Record set -
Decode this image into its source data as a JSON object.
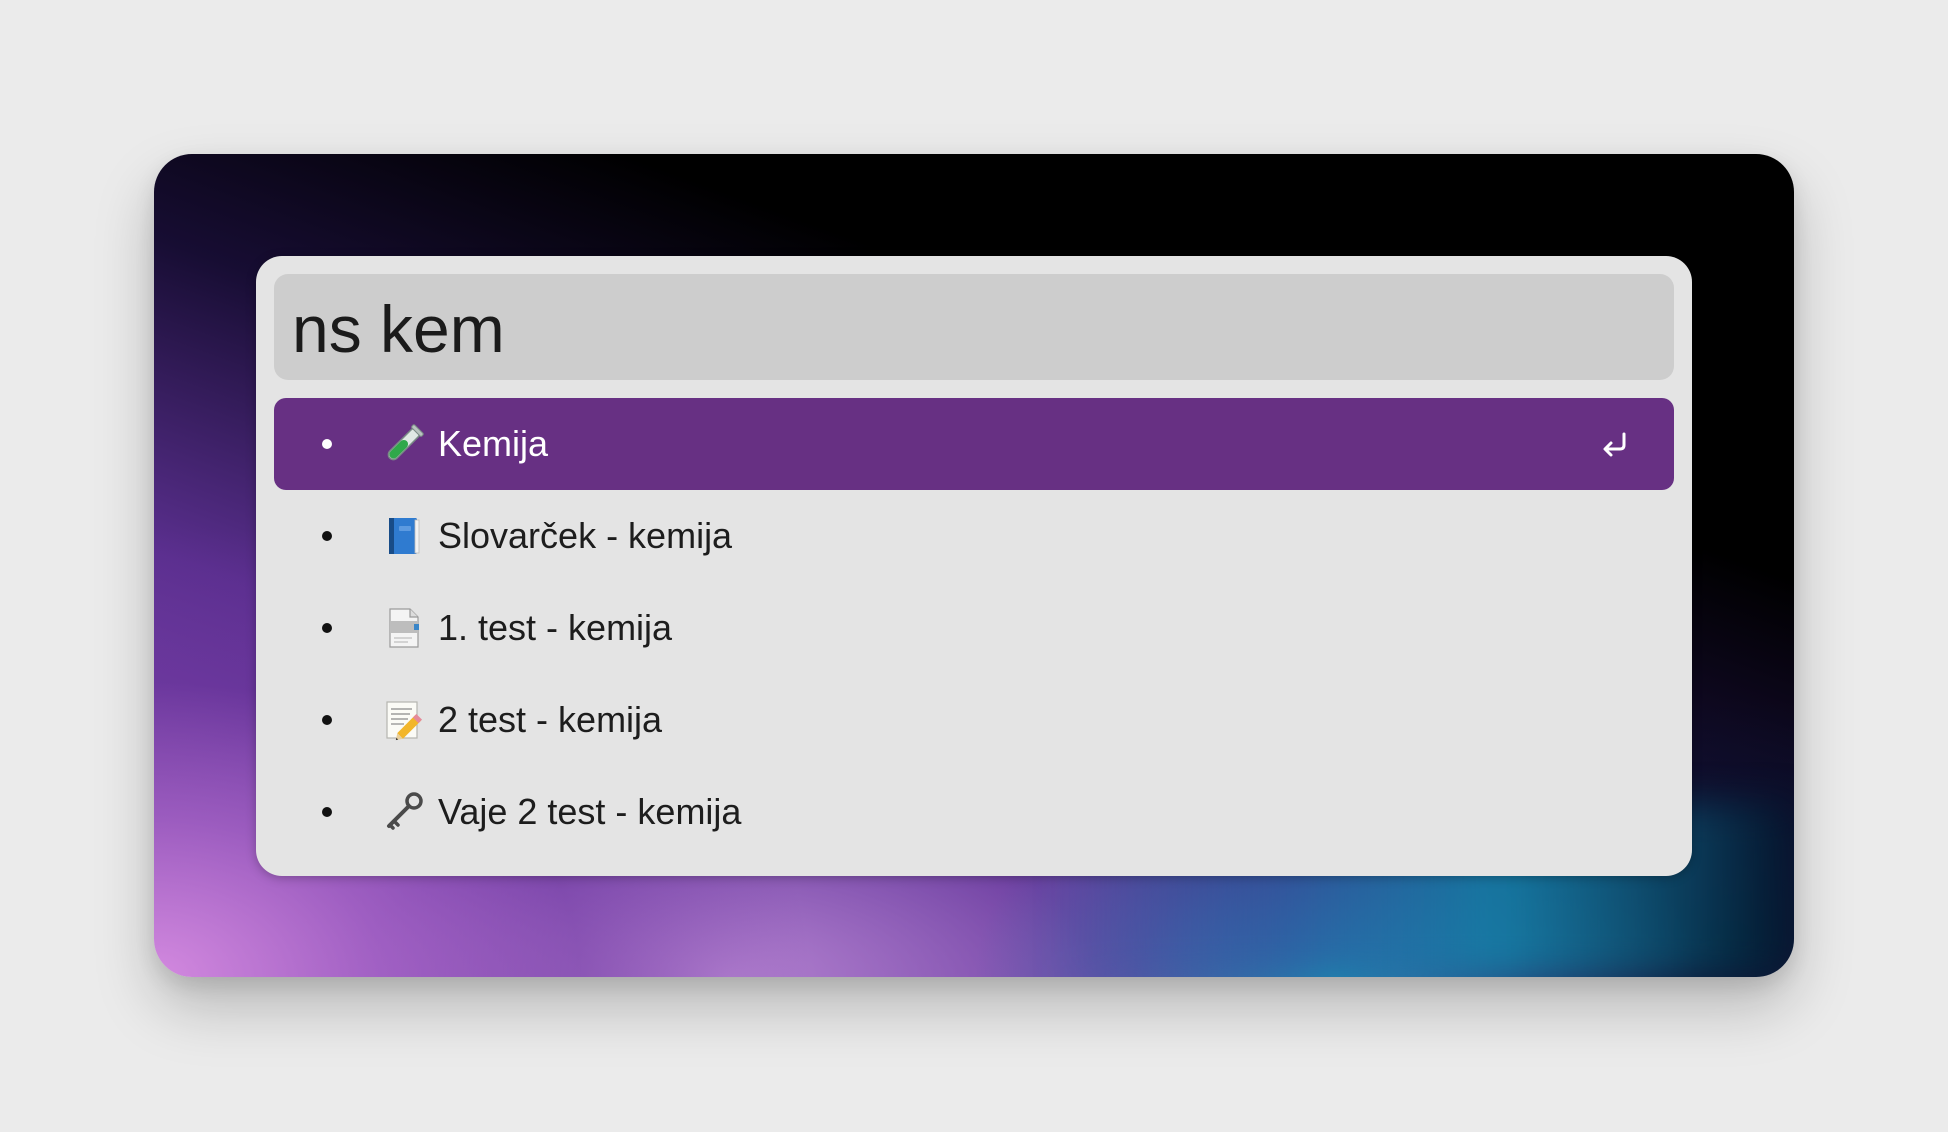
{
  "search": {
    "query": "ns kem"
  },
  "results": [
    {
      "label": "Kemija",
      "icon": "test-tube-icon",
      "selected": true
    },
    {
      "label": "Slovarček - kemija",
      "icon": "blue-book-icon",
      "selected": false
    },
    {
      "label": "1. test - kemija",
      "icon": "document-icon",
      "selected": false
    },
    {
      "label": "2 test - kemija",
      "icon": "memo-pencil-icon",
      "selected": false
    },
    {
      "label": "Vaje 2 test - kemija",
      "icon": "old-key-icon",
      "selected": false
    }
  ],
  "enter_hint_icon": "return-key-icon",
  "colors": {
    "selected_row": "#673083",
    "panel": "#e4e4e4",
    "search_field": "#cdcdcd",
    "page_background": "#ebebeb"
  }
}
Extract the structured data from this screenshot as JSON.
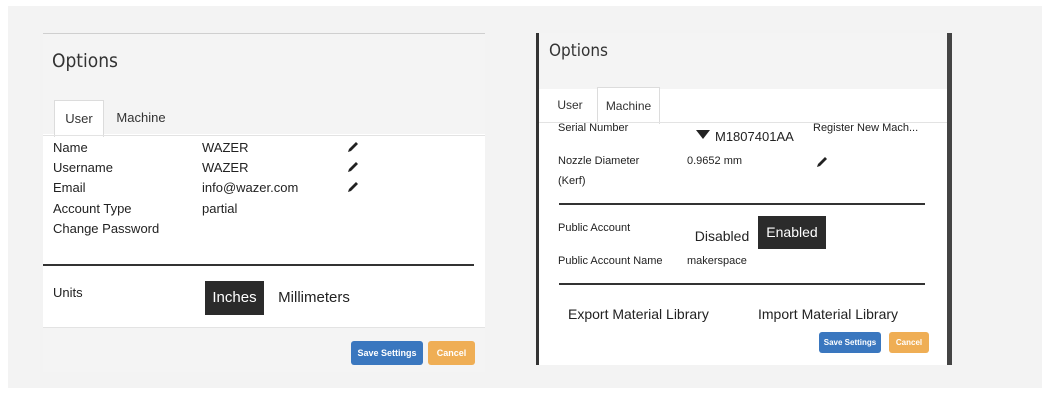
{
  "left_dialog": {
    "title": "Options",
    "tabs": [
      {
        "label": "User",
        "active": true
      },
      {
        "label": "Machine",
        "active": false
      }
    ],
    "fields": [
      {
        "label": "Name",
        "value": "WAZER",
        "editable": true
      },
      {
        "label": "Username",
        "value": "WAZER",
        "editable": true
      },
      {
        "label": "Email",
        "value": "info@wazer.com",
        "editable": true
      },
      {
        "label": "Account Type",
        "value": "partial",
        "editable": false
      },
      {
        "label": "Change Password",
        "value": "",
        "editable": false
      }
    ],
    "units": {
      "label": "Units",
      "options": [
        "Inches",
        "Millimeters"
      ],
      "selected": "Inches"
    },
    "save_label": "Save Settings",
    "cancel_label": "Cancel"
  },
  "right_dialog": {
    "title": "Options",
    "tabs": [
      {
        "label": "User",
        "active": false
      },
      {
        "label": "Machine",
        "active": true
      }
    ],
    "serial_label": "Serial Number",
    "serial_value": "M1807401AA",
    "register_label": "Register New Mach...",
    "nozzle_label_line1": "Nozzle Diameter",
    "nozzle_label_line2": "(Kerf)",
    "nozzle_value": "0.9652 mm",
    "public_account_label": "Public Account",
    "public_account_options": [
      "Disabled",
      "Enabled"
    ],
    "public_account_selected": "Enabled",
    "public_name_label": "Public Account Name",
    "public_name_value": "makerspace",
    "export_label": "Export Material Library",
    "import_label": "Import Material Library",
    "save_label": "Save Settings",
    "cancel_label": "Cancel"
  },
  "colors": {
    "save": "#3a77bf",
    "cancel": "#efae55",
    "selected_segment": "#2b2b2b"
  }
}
==
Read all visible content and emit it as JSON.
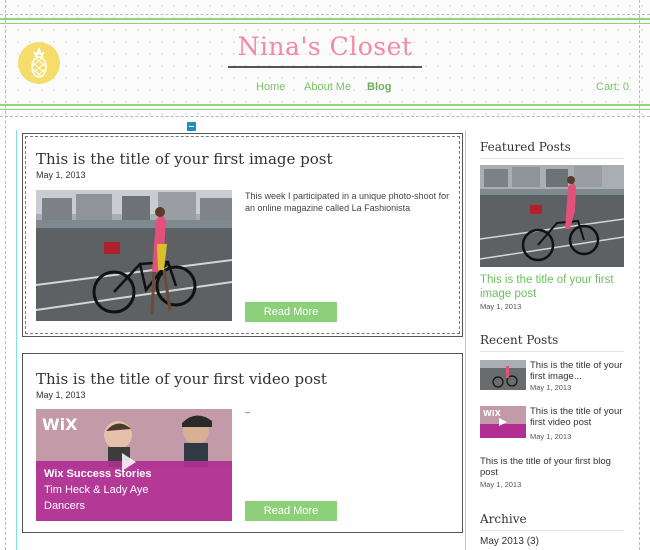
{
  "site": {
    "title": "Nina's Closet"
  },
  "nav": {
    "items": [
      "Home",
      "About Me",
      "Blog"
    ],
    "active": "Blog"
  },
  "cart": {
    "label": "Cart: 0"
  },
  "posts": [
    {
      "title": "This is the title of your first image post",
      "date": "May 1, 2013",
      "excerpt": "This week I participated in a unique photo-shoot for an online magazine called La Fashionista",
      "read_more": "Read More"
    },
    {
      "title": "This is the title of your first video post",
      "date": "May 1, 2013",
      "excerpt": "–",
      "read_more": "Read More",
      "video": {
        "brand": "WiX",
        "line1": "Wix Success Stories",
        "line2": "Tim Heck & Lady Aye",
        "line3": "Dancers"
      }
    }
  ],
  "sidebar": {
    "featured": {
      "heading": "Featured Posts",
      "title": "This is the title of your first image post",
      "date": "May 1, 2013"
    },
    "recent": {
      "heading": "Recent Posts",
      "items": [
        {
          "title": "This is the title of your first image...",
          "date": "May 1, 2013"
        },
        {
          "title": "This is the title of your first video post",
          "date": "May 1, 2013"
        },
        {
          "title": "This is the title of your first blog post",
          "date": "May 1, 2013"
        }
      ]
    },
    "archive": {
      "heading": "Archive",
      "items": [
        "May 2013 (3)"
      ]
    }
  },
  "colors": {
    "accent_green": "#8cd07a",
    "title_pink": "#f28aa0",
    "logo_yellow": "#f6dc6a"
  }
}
--
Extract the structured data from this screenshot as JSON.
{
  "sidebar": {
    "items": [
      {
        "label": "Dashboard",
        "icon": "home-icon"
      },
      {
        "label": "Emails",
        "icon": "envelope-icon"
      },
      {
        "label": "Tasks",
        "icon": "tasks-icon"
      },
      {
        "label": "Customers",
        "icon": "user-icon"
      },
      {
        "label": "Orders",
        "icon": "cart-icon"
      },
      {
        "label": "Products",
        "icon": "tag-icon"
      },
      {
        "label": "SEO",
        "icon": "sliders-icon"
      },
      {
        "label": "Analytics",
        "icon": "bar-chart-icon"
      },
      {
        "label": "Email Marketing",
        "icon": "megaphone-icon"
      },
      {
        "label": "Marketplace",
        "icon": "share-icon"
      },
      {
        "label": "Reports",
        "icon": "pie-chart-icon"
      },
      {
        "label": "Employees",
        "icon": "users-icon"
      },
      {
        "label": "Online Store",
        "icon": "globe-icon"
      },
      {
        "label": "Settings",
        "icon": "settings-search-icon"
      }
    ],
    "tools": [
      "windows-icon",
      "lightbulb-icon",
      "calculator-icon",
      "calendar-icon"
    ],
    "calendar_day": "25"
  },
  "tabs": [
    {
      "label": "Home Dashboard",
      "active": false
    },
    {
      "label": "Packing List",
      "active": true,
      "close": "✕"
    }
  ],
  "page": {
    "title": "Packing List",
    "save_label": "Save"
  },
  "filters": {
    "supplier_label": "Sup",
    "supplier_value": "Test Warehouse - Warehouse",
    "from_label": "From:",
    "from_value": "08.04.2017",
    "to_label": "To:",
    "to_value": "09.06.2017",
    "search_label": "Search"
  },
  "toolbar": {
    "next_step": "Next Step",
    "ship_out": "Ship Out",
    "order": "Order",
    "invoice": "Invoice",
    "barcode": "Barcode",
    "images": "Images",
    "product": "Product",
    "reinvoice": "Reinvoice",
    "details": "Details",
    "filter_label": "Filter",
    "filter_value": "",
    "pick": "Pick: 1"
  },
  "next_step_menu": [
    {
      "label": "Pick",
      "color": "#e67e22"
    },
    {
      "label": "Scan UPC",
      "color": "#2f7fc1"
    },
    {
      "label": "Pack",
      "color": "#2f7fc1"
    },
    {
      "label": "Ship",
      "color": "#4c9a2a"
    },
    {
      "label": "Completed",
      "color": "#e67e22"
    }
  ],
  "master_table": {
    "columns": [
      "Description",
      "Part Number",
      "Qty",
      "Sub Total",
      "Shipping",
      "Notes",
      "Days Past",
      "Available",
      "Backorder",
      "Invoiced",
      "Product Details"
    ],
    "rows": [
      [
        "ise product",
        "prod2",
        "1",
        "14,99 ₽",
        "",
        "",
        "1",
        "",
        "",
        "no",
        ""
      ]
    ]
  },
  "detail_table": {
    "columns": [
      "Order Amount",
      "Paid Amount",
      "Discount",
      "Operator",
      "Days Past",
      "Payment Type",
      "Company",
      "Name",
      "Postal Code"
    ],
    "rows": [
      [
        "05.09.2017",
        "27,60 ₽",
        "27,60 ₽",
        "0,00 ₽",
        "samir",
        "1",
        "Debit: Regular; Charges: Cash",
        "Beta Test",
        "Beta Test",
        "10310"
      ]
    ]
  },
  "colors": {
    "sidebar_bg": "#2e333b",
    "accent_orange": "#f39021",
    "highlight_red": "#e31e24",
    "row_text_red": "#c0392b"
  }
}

Requirement -
Gather each line in the entries above where the string "Enabled" is found.

Response -
      "Enabled"
    "public_account_selected": "Enabled",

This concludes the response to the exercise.